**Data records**
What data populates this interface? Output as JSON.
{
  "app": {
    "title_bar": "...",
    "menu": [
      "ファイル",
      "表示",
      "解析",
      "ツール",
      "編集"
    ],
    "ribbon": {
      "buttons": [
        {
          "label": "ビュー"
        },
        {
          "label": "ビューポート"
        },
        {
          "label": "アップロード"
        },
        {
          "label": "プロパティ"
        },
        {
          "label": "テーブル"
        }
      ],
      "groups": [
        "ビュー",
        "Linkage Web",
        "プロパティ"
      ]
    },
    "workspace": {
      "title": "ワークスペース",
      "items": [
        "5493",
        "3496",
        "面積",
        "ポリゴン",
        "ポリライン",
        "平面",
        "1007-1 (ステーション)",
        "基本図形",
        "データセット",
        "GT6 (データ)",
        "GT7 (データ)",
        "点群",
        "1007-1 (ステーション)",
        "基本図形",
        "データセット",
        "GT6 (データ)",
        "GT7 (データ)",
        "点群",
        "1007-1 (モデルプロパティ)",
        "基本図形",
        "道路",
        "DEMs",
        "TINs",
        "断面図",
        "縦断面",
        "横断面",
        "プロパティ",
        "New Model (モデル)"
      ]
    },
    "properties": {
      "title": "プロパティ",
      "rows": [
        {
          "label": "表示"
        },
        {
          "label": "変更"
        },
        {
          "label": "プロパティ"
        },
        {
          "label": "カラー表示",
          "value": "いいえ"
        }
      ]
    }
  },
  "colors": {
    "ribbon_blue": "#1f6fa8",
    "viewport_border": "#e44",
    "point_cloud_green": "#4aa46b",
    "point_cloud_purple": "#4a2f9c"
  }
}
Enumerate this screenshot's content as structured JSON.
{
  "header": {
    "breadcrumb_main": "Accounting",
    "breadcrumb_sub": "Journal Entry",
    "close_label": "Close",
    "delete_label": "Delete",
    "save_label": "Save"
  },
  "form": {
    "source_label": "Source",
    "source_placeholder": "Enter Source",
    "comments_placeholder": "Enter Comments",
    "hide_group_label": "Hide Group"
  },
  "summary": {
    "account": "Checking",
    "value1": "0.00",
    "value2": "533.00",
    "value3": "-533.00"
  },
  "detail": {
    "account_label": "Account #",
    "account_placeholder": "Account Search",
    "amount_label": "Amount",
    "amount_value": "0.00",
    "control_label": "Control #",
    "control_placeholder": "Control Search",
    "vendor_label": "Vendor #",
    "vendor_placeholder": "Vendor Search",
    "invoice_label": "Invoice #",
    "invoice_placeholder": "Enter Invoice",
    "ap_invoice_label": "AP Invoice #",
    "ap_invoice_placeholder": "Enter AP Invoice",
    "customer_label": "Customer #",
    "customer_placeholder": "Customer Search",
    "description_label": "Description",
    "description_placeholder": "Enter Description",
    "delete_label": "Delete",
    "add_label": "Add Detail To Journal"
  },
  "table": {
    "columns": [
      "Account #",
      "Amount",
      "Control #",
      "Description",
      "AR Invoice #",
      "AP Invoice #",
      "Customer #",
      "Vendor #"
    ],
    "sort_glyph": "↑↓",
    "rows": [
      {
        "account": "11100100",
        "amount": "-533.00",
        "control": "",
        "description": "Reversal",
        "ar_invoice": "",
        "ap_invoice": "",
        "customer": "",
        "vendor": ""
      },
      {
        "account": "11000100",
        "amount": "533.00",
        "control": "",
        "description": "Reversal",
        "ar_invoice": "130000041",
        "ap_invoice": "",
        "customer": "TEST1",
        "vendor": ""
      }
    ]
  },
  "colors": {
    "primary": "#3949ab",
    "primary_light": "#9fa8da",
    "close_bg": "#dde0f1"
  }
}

**Given problem**
Quote every record above exactly.

**Correct result**
What data populates this interface? Output as JSON.
{
  "app": {
    "title_bar": "...",
    "menu": [
      "ファイル",
      "表示",
      "解析",
      "ツール",
      "編集"
    ],
    "ribbon": {
      "buttons": [
        {
          "label": "ビュー"
        },
        {
          "label": "ビューポート"
        },
        {
          "label": "アップロード"
        },
        {
          "label": "プロパティ"
        },
        {
          "label": "テーブル"
        }
      ],
      "groups": [
        "ビュー",
        "Linkage Web",
        "プロパティ"
      ]
    },
    "workspace": {
      "title": "ワークスペース",
      "items": [
        "5493",
        "3496",
        "面積",
        "ポリゴン",
        "ポリライン",
        "平面",
        "1007-1 (ステーション)",
        "基本図形",
        "データセット",
        "GT6 (データ)",
        "GT7 (データ)",
        "点群",
        "1007-1 (ステーション)",
        "基本図形",
        "データセット",
        "GT6 (データ)",
        "GT7 (データ)",
        "点群",
        "1007-1 (モデルプロパティ)",
        "基本図形",
        "道路",
        "DEMs",
        "TINs",
        "断面図",
        "縦断面",
        "横断面",
        "プロパティ",
        "New Model (モデル)"
      ]
    },
    "properties": {
      "title": "プロパティ",
      "rows": [
        {
          "label": "表示"
        },
        {
          "label": "変更"
        },
        {
          "label": "プロパティ"
        },
        {
          "label": "カラー表示",
          "value": "いいえ"
        }
      ]
    }
  },
  "colors": {
    "ribbon_blue": "#1f6fa8",
    "viewport_border": "#e44",
    "point_cloud_green": "#4aa46b",
    "point_cloud_purple": "#4a2f9c"
  }
}
Enumerate this screenshot's content as structured JSON.
{
  "header": {
    "breadcrumb_main": "Accounting",
    "breadcrumb_sub": "Journal Entry",
    "close_label": "Close",
    "delete_label": "Delete",
    "save_label": "Save"
  },
  "form": {
    "source_label": "Source",
    "source_placeholder": "Enter Source",
    "comments_placeholder": "Enter Comments",
    "hide_group_label": "Hide Group"
  },
  "summary": {
    "account": "Checking",
    "value1": "0.00",
    "value2": "533.00",
    "value3": "-533.00"
  },
  "detail": {
    "account_label": "Account #",
    "account_placeholder": "Account Search",
    "amount_label": "Amount",
    "amount_value": "0.00",
    "control_label": "Control #",
    "control_placeholder": "Control Search",
    "vendor_label": "Vendor #",
    "vendor_placeholder": "Vendor Search",
    "invoice_label": "Invoice #",
    "invoice_placeholder": "Enter Invoice",
    "ap_invoice_label": "AP Invoice #",
    "ap_invoice_placeholder": "Enter AP Invoice",
    "customer_label": "Customer #",
    "customer_placeholder": "Customer Search",
    "description_label": "Description",
    "description_placeholder": "Enter Description",
    "delete_label": "Delete",
    "add_label": "Add Detail To Journal"
  },
  "table": {
    "columns": [
      "Account #",
      "Amount",
      "Control #",
      "Description",
      "AR Invoice #",
      "AP Invoice #",
      "Customer #",
      "Vendor #"
    ],
    "sort_glyph": "↑↓",
    "rows": [
      {
        "account": "11100100",
        "amount": "-533.00",
        "control": "",
        "description": "Reversal",
        "ar_invoice": "",
        "ap_invoice": "",
        "customer": "",
        "vendor": ""
      },
      {
        "account": "11000100",
        "amount": "533.00",
        "control": "",
        "description": "Reversal",
        "ar_invoice": "130000041",
        "ap_invoice": "",
        "customer": "TEST1",
        "vendor": ""
      }
    ]
  },
  "colors": {
    "primary": "#3949ab",
    "primary_light": "#9fa8da",
    "close_bg": "#dde0f1"
  }
}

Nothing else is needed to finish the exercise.